> [EXERCISE REQUIREMENTS] Extract every line below that contains the word "name", copying each matching line in full.

**** DATA ROWS

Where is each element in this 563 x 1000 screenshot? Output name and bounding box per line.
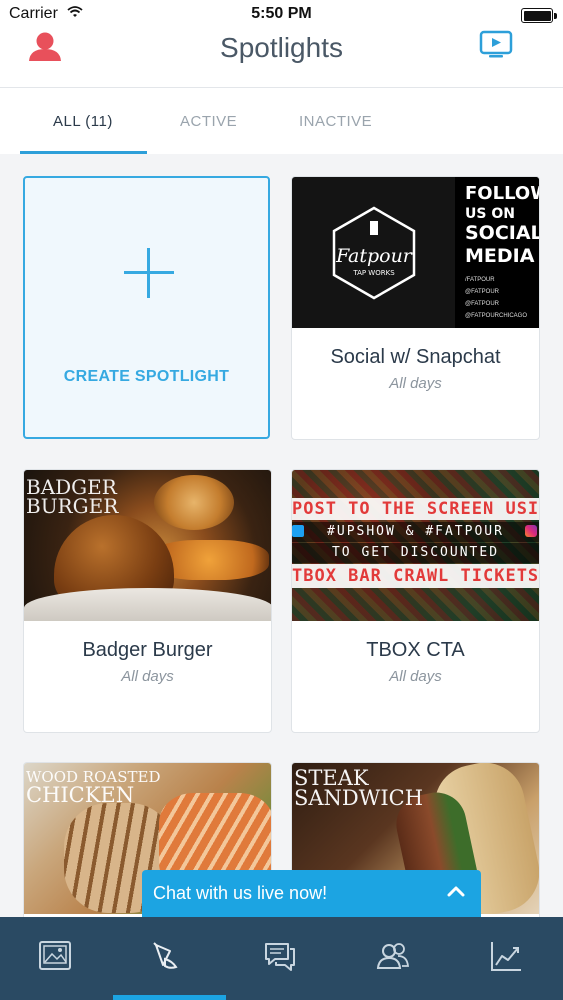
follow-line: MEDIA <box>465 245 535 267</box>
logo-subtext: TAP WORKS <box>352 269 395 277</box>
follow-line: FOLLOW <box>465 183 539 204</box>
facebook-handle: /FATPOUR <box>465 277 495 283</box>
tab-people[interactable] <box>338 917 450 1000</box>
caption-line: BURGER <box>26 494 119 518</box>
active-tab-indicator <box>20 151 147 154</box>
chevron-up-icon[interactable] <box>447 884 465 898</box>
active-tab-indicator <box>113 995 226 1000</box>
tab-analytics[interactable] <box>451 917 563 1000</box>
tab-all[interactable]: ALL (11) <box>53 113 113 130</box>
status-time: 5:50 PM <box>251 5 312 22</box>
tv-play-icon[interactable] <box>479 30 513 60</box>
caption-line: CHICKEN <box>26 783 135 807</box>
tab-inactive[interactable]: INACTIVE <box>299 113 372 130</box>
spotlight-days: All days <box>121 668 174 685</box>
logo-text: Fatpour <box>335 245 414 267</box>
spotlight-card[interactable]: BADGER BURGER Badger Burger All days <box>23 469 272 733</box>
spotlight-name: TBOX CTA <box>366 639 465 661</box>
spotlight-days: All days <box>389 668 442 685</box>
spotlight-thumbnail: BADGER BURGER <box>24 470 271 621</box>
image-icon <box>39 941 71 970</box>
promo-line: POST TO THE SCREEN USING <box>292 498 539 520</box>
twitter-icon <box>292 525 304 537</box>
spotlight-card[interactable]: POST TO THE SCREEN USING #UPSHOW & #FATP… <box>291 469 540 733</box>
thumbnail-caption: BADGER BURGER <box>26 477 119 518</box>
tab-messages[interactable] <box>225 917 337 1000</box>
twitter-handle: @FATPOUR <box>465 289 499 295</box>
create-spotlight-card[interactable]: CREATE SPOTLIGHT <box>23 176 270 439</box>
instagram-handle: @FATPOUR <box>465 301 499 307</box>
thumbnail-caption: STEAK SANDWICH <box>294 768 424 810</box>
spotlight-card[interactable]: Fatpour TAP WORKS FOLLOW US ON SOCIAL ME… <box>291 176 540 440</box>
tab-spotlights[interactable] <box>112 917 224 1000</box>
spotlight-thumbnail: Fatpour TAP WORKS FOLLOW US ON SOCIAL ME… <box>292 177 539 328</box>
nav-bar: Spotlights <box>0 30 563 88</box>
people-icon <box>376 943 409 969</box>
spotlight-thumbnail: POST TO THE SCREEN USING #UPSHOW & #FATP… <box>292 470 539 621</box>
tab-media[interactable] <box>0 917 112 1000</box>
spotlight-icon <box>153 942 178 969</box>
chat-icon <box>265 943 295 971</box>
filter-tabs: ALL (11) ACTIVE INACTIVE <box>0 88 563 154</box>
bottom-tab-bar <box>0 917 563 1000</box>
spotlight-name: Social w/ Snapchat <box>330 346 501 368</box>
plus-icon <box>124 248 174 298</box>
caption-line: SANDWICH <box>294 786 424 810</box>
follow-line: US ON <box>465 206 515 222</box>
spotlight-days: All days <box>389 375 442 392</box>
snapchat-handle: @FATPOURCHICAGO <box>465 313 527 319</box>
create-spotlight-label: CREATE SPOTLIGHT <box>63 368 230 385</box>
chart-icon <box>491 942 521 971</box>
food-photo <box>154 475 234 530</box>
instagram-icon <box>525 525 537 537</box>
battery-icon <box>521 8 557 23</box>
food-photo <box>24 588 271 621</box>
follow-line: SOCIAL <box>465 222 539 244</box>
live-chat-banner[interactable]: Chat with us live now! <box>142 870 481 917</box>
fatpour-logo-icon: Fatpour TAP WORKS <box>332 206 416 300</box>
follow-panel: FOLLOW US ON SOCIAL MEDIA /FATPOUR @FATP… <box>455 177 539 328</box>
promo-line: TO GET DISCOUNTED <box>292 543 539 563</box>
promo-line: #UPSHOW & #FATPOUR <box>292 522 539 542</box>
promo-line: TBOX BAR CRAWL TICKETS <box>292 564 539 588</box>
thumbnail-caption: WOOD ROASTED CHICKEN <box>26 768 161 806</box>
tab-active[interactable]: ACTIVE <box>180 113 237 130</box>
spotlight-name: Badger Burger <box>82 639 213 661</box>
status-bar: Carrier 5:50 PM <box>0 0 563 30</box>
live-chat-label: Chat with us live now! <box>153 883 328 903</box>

********

> [SOLVED PROBLEM]
Where is each element in this 563 x 1000 screenshot? Output name and bounding box per line.
spotlight-name: TBOX CTA <box>366 639 465 661</box>
spotlight-name: Social w/ Snapchat <box>330 346 501 368</box>
spotlight-name: Badger Burger <box>82 639 213 661</box>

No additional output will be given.